■ Input data ■
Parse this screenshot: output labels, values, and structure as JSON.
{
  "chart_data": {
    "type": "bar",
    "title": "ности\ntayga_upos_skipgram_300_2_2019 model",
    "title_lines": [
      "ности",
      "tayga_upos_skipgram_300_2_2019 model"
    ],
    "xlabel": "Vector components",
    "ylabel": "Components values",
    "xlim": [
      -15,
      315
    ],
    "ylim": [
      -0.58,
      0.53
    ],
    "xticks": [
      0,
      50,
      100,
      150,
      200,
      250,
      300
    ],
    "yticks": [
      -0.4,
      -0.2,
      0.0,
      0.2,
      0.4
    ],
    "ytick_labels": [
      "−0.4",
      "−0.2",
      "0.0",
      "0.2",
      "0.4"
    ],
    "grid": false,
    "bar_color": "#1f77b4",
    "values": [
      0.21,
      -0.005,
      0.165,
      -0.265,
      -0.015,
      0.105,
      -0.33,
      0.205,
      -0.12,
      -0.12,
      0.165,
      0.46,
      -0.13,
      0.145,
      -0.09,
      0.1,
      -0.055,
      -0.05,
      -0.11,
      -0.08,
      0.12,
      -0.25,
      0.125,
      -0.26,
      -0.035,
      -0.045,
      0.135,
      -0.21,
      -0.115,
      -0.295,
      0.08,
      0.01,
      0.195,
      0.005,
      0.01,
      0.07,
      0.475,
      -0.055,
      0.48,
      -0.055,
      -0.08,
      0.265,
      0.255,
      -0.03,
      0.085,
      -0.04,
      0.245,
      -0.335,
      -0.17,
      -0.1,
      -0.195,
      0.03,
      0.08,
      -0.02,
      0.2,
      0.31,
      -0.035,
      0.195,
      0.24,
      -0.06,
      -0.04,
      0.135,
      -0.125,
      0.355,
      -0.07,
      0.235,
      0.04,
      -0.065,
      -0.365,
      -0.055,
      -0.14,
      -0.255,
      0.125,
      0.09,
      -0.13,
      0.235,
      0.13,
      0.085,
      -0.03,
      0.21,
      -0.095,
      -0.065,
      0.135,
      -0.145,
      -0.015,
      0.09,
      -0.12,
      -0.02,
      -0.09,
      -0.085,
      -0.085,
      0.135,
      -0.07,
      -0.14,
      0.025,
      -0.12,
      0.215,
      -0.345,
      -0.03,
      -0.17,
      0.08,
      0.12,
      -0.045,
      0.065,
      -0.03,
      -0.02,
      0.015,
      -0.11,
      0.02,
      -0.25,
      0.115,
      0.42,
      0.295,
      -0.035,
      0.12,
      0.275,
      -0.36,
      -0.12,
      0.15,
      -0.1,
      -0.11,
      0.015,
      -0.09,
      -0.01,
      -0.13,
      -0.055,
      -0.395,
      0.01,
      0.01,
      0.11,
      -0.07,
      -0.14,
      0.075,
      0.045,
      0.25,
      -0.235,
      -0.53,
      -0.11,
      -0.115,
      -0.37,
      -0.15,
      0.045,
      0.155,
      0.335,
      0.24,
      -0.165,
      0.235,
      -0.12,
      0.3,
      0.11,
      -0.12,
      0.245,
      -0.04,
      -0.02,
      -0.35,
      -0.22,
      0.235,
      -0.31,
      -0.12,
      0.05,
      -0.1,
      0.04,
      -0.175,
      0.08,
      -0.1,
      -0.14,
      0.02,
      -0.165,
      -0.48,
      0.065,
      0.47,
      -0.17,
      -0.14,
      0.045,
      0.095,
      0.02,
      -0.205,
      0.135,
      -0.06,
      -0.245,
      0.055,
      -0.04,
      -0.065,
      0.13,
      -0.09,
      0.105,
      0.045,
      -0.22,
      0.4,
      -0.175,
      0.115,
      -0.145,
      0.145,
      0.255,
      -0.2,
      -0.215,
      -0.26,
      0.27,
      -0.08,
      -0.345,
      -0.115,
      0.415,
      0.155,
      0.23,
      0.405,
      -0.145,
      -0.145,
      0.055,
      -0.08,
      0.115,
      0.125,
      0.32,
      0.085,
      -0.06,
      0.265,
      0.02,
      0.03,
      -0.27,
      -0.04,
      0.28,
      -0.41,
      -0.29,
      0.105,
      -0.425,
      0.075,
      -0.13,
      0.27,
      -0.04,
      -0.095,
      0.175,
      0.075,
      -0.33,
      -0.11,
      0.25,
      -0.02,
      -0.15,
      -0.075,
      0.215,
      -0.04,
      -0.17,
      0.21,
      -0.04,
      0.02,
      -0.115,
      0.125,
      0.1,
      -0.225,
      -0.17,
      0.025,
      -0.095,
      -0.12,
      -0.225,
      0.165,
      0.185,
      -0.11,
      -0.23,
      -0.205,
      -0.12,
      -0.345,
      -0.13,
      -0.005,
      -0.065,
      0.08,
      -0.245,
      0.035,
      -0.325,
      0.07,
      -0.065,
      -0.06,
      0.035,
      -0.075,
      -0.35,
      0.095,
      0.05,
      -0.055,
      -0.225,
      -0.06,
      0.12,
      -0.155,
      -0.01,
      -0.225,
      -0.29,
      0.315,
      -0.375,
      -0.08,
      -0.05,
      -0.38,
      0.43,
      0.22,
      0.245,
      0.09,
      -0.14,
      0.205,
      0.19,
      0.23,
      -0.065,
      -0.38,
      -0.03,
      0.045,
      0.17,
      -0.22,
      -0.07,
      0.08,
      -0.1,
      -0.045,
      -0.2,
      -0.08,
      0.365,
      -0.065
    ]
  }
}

■ Written instruction ■
Return all of the data exactly as it reads.

■ Task answer ■
Parse this screenshot: output labels, values, and structure as JSON.
{
  "chart_data": {
    "type": "bar",
    "title": "ности\ntayga_upos_skipgram_300_2_2019 model",
    "title_lines": [
      "ности",
      "tayga_upos_skipgram_300_2_2019 model"
    ],
    "xlabel": "Vector components",
    "ylabel": "Components values",
    "xlim": [
      -15,
      315
    ],
    "ylim": [
      -0.58,
      0.53
    ],
    "xticks": [
      0,
      50,
      100,
      150,
      200,
      250,
      300
    ],
    "yticks": [
      -0.4,
      -0.2,
      0.0,
      0.2,
      0.4
    ],
    "ytick_labels": [
      "−0.4",
      "−0.2",
      "0.0",
      "0.2",
      "0.4"
    ],
    "grid": false,
    "bar_color": "#1f77b4",
    "values": [
      0.21,
      -0.005,
      0.165,
      -0.265,
      -0.015,
      0.105,
      -0.33,
      0.205,
      -0.12,
      -0.12,
      0.165,
      0.46,
      -0.13,
      0.145,
      -0.09,
      0.1,
      -0.055,
      -0.05,
      -0.11,
      -0.08,
      0.12,
      -0.25,
      0.125,
      -0.26,
      -0.035,
      -0.045,
      0.135,
      -0.21,
      -0.115,
      -0.295,
      0.08,
      0.01,
      0.195,
      0.005,
      0.01,
      0.07,
      0.475,
      -0.055,
      0.48,
      -0.055,
      -0.08,
      0.265,
      0.255,
      -0.03,
      0.085,
      -0.04,
      0.245,
      -0.335,
      -0.17,
      -0.1,
      -0.195,
      0.03,
      0.08,
      -0.02,
      0.2,
      0.31,
      -0.035,
      0.195,
      0.24,
      -0.06,
      -0.04,
      0.135,
      -0.125,
      0.355,
      -0.07,
      0.235,
      0.04,
      -0.065,
      -0.365,
      -0.055,
      -0.14,
      -0.255,
      0.125,
      0.09,
      -0.13,
      0.235,
      0.13,
      0.085,
      -0.03,
      0.21,
      -0.095,
      -0.065,
      0.135,
      -0.145,
      -0.015,
      0.09,
      -0.12,
      -0.02,
      -0.09,
      -0.085,
      -0.085,
      0.135,
      -0.07,
      -0.14,
      0.025,
      -0.12,
      0.215,
      -0.345,
      -0.03,
      -0.17,
      0.08,
      0.12,
      -0.045,
      0.065,
      -0.03,
      -0.02,
      0.015,
      -0.11,
      0.02,
      -0.25,
      0.115,
      0.42,
      0.295,
      -0.035,
      0.12,
      0.275,
      -0.36,
      -0.12,
      0.15,
      -0.1,
      -0.11,
      0.015,
      -0.09,
      -0.01,
      -0.13,
      -0.055,
      -0.395,
      0.01,
      0.01,
      0.11,
      -0.07,
      -0.14,
      0.075,
      0.045,
      0.25,
      -0.235,
      -0.53,
      -0.11,
      -0.115,
      -0.37,
      -0.15,
      0.045,
      0.155,
      0.335,
      0.24,
      -0.165,
      0.235,
      -0.12,
      0.3,
      0.11,
      -0.12,
      0.245,
      -0.04,
      -0.02,
      -0.35,
      -0.22,
      0.235,
      -0.31,
      -0.12,
      0.05,
      -0.1,
      0.04,
      -0.175,
      0.08,
      -0.1,
      -0.14,
      0.02,
      -0.165,
      -0.48,
      0.065,
      0.47,
      -0.17,
      -0.14,
      0.045,
      0.095,
      0.02,
      -0.205,
      0.135,
      -0.06,
      -0.245,
      0.055,
      -0.04,
      -0.065,
      0.13,
      -0.09,
      0.105,
      0.045,
      -0.22,
      0.4,
      -0.175,
      0.115,
      -0.145,
      0.145,
      0.255,
      -0.2,
      -0.215,
      -0.26,
      0.27,
      -0.08,
      -0.345,
      -0.115,
      0.415,
      0.155,
      0.23,
      0.405,
      -0.145,
      -0.145,
      0.055,
      -0.08,
      0.115,
      0.125,
      0.32,
      0.085,
      -0.06,
      0.265,
      0.02,
      0.03,
      -0.27,
      -0.04,
      0.28,
      -0.41,
      -0.29,
      0.105,
      -0.425,
      0.075,
      -0.13,
      0.27,
      -0.04,
      -0.095,
      0.175,
      0.075,
      -0.33,
      -0.11,
      0.25,
      -0.02,
      -0.15,
      -0.075,
      0.215,
      -0.04,
      -0.17,
      0.21,
      -0.04,
      0.02,
      -0.115,
      0.125,
      0.1,
      -0.225,
      -0.17,
      0.025,
      -0.095,
      -0.12,
      -0.225,
      0.165,
      0.185,
      -0.11,
      -0.23,
      -0.205,
      -0.12,
      -0.345,
      -0.13,
      -0.005,
      -0.065,
      0.08,
      -0.245,
      0.035,
      -0.325,
      0.07,
      -0.065,
      -0.06,
      0.035,
      -0.075,
      -0.35,
      0.095,
      0.05,
      -0.055,
      -0.225,
      -0.06,
      0.12,
      -0.155,
      -0.01,
      -0.225,
      -0.29,
      0.315,
      -0.375,
      -0.08,
      -0.05,
      -0.38,
      0.43,
      0.22,
      0.245,
      0.09,
      -0.14,
      0.205,
      0.19,
      0.23,
      -0.065,
      -0.38,
      -0.03,
      0.045,
      0.17,
      -0.22,
      -0.07,
      0.08,
      -0.1,
      -0.045,
      -0.2,
      -0.08,
      0.365,
      -0.065
    ]
  }
}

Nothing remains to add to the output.